● **To be done**: In the data below, find every line that has the string "உதயந", and copy it.

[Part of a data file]
========================================

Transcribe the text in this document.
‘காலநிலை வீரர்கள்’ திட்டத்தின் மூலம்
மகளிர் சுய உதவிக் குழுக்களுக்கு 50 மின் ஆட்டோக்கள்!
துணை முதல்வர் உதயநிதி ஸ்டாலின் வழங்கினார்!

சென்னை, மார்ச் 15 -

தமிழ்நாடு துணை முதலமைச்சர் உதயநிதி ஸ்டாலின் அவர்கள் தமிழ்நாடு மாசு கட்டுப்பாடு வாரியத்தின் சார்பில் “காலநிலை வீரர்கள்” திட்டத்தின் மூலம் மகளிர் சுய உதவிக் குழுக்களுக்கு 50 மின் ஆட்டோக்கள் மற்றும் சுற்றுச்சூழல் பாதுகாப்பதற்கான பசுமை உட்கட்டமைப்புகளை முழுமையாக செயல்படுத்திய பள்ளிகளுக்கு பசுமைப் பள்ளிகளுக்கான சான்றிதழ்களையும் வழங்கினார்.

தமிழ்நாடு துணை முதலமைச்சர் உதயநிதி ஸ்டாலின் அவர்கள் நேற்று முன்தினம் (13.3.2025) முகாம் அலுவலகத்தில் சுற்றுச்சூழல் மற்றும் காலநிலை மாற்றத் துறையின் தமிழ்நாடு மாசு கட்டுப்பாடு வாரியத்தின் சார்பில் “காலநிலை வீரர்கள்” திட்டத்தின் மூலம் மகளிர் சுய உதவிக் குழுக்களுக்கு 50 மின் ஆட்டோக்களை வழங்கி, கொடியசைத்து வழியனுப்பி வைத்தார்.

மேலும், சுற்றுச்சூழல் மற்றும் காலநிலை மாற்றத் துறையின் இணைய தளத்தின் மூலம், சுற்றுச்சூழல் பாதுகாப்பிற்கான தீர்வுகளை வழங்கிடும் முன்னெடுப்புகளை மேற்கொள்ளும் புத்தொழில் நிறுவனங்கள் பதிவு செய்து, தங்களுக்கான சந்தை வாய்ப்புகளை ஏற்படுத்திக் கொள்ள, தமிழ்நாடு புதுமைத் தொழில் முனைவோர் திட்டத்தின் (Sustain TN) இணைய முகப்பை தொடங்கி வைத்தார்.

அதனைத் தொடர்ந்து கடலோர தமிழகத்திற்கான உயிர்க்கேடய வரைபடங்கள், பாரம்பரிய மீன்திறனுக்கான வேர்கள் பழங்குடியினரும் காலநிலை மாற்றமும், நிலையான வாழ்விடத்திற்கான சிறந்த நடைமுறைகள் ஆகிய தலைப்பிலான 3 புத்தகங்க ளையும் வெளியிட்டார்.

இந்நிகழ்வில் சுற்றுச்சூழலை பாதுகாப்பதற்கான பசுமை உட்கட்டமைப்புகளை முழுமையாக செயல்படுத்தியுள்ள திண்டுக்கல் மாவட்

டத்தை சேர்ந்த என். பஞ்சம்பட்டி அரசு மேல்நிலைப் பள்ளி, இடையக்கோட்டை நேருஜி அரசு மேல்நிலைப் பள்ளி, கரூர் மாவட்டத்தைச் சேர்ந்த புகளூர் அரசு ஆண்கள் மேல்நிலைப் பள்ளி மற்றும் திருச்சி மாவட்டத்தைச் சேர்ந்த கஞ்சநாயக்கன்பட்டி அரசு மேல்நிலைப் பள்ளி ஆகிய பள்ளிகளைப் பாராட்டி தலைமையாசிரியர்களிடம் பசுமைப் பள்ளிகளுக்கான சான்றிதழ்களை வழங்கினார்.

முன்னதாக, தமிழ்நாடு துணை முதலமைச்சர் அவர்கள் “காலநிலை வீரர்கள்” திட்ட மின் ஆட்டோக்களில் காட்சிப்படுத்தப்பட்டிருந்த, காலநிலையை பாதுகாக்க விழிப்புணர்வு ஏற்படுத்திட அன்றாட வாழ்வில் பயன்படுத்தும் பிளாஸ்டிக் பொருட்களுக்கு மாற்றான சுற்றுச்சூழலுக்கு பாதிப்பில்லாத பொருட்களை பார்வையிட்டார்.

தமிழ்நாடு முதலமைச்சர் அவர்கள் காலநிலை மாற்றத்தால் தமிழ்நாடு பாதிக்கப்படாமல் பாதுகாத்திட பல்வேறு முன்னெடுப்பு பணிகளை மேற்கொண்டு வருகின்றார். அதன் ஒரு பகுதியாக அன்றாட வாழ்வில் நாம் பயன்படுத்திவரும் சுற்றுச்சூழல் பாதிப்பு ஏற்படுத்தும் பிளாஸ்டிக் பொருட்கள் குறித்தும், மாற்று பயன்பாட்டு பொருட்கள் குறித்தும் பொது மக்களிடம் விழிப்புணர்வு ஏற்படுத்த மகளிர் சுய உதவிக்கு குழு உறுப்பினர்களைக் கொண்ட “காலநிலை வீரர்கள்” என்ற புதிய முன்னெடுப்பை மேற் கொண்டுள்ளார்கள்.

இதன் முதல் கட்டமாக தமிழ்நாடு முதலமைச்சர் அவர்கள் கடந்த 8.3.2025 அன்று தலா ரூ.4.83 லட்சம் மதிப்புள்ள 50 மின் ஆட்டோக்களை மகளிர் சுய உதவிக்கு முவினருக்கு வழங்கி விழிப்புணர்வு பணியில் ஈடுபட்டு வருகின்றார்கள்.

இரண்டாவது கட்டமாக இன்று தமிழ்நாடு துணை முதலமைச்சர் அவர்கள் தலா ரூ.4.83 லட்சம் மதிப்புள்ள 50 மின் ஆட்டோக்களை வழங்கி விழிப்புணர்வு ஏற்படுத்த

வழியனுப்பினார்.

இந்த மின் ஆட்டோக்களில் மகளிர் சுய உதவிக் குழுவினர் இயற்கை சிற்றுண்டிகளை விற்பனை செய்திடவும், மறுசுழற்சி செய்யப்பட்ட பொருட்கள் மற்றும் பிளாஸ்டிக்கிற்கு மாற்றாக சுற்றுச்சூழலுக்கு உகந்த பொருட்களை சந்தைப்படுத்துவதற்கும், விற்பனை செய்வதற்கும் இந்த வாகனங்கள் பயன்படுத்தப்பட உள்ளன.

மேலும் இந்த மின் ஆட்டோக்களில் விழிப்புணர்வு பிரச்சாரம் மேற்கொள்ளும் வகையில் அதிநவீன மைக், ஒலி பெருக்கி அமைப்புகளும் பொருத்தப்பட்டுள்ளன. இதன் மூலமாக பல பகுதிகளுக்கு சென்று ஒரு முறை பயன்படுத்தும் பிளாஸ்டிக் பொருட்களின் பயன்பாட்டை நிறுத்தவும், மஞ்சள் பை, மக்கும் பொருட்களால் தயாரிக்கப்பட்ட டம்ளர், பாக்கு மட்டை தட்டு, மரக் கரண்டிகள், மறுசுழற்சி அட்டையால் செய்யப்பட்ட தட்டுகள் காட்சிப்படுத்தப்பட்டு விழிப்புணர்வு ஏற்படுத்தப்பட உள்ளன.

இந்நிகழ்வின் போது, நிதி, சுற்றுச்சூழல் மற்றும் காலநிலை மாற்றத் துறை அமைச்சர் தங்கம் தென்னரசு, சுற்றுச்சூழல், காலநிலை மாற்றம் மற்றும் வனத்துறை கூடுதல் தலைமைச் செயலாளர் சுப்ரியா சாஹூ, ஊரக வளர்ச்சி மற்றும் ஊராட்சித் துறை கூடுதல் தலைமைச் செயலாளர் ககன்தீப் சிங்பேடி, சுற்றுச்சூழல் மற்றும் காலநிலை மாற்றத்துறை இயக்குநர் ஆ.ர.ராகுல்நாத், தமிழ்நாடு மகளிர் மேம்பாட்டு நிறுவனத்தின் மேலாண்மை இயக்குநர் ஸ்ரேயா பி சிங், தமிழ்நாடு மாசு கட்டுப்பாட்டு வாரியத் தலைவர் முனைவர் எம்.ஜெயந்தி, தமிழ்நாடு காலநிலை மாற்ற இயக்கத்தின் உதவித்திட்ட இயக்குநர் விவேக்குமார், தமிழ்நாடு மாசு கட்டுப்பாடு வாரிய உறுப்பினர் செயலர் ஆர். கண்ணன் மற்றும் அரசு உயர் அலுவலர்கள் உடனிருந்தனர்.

========================================

● **The result**:
துணை முதல்வர் உதயநிதி ஸ்டாலின் வழங்கினார்!
தமிழ்நாடு துணை முதலமைச்சர் உதயநிதி ஸ்டாலின் அவர்கள் தமிழ்நாடு மாசு கட்டுப்பாடு வாரியத்தின் சார்பில் “காலநிலை வீரர்கள்” திட்டத்தின் மூலம் மகளிர் சுய உதவிக் குழுக்களுக்கு 50 மின் ஆட்டோக்கள் மற்றும் சுற்றுச்சூழல் பாதுகாப்பதற்கான பசுமை உட்கட்டமைப்புகளை முழுமையாக செயல்படுத்திய பள்ளிகளுக்கு பசுமைப் பள்ளிகளுக்கான சான்றிதழ்களையும் வழங்கினார்.
தமிழ்நாடு துணை முதலமைச்சர் உதயநிதி ஸ்டாலின் அவர்கள் நேற்று முன்தினம் (13.3.2025) முகாம் அலுவலகத்தில் சுற்றுச்சூழல் மற்றும் காலநிலை மாற்றத் துறையின் தமிழ்நாடு மாசு கட்டுப்பாடு வாரியத்தின் சார்பில் “காலநிலை வீரர்கள்” திட்டத்தின் மூலம் மகளிர் சுய உதவிக் குழுக்களுக்கு 50 மின் ஆட்டோக்களை வழங்கி, கொடியசைத்து வழியனுப்பி வைத்தார்.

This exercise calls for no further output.